Set problem: Select every line below containing the word "JSON".

======== Information supplied ========

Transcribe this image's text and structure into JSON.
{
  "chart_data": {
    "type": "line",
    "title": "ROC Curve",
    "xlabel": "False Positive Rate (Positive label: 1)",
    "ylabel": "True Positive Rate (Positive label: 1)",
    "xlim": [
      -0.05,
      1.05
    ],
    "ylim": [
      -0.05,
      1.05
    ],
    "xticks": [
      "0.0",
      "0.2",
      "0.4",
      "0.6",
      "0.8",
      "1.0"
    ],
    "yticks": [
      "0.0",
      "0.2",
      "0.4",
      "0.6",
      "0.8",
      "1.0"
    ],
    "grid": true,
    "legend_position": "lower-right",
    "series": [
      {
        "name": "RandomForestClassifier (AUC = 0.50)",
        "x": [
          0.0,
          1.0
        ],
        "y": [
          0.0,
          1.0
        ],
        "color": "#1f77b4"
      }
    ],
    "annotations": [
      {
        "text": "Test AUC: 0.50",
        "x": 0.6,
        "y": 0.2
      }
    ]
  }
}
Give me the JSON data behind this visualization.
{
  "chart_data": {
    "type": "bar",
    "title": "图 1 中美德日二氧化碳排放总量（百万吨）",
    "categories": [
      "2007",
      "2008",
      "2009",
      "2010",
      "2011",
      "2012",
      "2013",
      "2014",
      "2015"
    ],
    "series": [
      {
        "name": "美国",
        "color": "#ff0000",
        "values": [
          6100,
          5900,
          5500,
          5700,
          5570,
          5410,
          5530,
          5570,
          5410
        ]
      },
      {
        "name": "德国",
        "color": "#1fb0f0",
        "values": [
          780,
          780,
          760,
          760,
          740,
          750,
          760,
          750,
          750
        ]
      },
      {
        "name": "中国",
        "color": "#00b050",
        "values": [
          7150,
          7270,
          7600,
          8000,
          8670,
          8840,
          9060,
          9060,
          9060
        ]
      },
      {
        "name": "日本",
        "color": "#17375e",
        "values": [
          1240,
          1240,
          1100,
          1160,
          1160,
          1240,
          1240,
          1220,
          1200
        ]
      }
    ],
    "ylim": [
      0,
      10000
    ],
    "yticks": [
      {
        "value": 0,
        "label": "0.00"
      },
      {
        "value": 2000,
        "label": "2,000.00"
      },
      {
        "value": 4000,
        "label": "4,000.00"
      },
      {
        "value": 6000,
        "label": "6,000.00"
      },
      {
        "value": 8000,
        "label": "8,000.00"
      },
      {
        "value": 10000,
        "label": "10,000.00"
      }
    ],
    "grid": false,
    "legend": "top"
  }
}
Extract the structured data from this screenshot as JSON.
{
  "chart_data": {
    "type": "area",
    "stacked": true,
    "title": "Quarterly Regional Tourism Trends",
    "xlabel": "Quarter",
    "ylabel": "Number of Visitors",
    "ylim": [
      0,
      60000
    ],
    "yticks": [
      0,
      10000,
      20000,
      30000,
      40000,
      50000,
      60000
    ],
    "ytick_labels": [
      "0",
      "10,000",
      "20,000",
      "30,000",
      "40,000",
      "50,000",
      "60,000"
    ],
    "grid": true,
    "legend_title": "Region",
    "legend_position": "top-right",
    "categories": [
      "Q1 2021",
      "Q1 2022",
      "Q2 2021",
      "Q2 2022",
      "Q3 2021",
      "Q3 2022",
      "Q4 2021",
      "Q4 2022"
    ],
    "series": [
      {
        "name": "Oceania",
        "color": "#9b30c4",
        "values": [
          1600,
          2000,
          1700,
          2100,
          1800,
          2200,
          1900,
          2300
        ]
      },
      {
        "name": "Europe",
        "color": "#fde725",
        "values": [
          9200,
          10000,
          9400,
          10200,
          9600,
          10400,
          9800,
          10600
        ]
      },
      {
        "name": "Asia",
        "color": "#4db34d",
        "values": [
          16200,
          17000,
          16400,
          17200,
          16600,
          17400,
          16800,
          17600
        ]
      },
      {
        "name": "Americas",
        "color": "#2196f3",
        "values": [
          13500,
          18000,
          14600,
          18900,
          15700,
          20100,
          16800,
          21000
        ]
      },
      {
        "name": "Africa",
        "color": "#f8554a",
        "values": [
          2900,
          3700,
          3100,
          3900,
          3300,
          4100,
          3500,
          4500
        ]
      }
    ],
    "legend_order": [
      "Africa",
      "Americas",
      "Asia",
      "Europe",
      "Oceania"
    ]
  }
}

========
======== Information supplied ========

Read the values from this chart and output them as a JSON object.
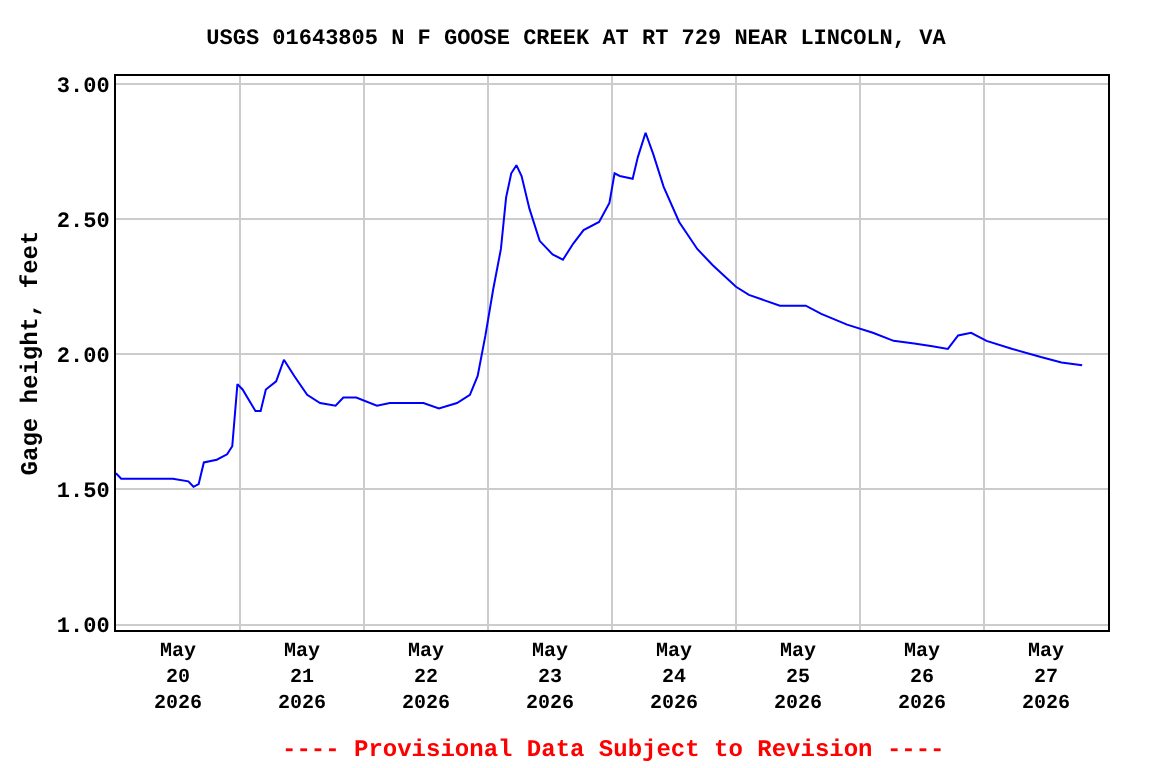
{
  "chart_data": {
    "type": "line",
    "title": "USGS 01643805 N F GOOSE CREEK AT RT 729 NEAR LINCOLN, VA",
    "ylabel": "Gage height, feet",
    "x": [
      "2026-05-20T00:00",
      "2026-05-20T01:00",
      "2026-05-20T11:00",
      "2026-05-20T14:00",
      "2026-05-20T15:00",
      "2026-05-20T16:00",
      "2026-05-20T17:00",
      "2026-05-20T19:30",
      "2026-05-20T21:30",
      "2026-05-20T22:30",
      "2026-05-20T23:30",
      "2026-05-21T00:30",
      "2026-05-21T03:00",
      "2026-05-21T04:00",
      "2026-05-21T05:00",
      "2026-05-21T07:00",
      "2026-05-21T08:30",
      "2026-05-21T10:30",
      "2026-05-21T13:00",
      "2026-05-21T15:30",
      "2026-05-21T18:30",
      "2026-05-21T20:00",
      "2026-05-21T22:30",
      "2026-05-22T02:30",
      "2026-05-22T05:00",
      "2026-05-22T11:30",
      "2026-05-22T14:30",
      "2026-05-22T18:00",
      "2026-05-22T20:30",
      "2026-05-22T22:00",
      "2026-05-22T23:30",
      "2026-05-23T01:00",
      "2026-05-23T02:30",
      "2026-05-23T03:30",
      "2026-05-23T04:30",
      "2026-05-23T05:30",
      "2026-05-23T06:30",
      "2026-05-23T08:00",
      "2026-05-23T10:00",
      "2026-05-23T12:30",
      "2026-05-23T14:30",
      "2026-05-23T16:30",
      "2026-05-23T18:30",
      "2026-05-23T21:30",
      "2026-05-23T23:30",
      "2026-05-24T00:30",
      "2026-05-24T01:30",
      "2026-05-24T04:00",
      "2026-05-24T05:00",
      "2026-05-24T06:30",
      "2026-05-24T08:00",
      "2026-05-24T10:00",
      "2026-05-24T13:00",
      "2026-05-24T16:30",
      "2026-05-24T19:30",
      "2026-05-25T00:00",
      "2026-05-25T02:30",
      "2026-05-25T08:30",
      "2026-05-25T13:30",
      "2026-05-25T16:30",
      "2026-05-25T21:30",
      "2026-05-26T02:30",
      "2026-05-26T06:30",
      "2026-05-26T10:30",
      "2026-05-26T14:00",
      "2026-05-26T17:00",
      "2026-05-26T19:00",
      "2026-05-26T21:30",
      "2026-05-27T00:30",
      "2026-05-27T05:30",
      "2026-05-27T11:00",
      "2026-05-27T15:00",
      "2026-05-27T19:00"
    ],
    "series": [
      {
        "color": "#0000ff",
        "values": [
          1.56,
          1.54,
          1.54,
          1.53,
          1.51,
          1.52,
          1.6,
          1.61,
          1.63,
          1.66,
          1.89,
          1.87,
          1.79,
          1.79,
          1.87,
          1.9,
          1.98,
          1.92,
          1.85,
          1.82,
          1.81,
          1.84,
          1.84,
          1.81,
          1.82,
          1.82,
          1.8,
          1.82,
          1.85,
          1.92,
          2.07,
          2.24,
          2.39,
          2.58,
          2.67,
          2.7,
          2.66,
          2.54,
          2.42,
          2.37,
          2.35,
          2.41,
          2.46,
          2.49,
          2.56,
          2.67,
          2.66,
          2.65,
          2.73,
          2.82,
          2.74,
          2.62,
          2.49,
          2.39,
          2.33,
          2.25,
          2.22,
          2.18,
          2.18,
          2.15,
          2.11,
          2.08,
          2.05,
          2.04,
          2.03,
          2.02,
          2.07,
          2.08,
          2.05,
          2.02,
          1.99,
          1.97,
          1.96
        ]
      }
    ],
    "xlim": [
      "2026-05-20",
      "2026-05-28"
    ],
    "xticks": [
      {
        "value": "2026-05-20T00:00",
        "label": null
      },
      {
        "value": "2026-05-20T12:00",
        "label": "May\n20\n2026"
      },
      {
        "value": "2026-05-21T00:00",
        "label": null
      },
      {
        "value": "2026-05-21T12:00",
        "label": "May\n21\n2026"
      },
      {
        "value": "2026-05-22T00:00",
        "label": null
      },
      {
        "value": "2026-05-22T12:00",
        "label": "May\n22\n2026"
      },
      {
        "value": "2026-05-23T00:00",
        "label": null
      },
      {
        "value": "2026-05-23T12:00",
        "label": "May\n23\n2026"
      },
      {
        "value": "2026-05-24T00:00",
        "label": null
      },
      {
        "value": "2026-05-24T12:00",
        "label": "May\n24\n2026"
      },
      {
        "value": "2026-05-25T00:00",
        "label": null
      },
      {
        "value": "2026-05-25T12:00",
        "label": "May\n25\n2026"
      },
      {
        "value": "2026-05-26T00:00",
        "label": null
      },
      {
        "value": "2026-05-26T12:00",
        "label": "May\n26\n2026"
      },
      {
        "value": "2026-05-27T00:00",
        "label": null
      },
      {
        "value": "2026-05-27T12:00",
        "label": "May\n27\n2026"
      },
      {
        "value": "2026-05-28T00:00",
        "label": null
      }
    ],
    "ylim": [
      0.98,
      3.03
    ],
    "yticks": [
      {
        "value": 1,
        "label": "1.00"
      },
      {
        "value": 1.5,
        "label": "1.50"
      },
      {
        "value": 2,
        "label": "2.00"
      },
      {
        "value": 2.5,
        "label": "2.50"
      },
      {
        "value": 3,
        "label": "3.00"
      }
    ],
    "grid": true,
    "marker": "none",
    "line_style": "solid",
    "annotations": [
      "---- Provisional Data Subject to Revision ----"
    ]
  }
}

========
======== Information supplied ========

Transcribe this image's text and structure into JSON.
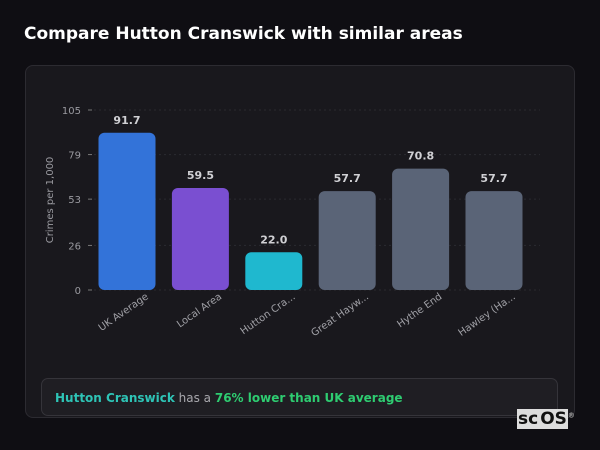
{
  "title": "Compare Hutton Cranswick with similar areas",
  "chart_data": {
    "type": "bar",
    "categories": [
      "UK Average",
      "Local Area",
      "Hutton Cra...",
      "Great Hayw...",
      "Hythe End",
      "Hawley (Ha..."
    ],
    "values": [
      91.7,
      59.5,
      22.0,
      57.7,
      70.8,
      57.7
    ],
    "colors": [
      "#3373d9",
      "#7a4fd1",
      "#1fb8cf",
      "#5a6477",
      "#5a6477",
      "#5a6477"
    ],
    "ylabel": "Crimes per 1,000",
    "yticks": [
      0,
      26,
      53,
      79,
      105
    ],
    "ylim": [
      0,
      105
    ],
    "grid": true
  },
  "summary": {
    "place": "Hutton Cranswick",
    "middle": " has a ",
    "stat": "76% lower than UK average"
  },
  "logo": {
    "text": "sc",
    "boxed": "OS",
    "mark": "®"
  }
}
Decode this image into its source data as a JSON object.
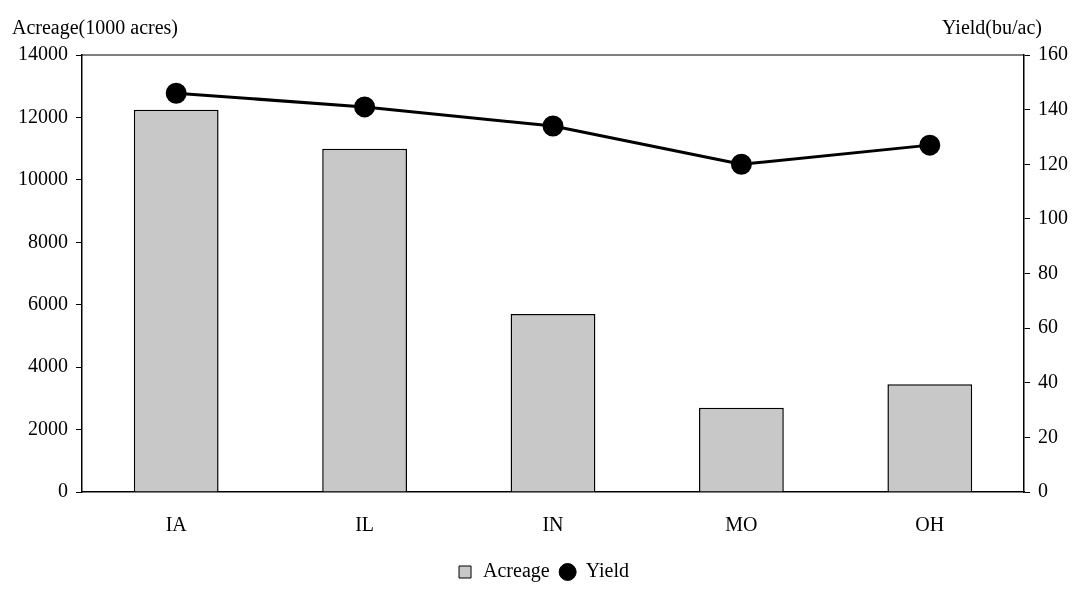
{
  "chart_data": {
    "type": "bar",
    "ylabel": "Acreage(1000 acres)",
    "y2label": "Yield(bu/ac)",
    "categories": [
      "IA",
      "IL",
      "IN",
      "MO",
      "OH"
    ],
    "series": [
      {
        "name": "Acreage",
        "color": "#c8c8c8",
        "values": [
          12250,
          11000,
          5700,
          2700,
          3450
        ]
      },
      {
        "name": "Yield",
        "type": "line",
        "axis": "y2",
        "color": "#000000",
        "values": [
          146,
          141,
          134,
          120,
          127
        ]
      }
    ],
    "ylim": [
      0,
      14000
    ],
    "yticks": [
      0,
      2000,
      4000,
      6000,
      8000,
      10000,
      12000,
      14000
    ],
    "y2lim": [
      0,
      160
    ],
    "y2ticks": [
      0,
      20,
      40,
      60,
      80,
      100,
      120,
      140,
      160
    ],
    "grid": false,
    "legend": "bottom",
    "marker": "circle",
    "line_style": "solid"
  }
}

========

The result:
Transcribe this image's text and structure into JSON.
Give me the JSON data behind this visualization.
Extract the structured data from this screenshot as JSON.
Read the values from this chart and output them as a JSON object.
Transcribe this image's text and structure into JSON.
Decode this image into its source data as a JSON object.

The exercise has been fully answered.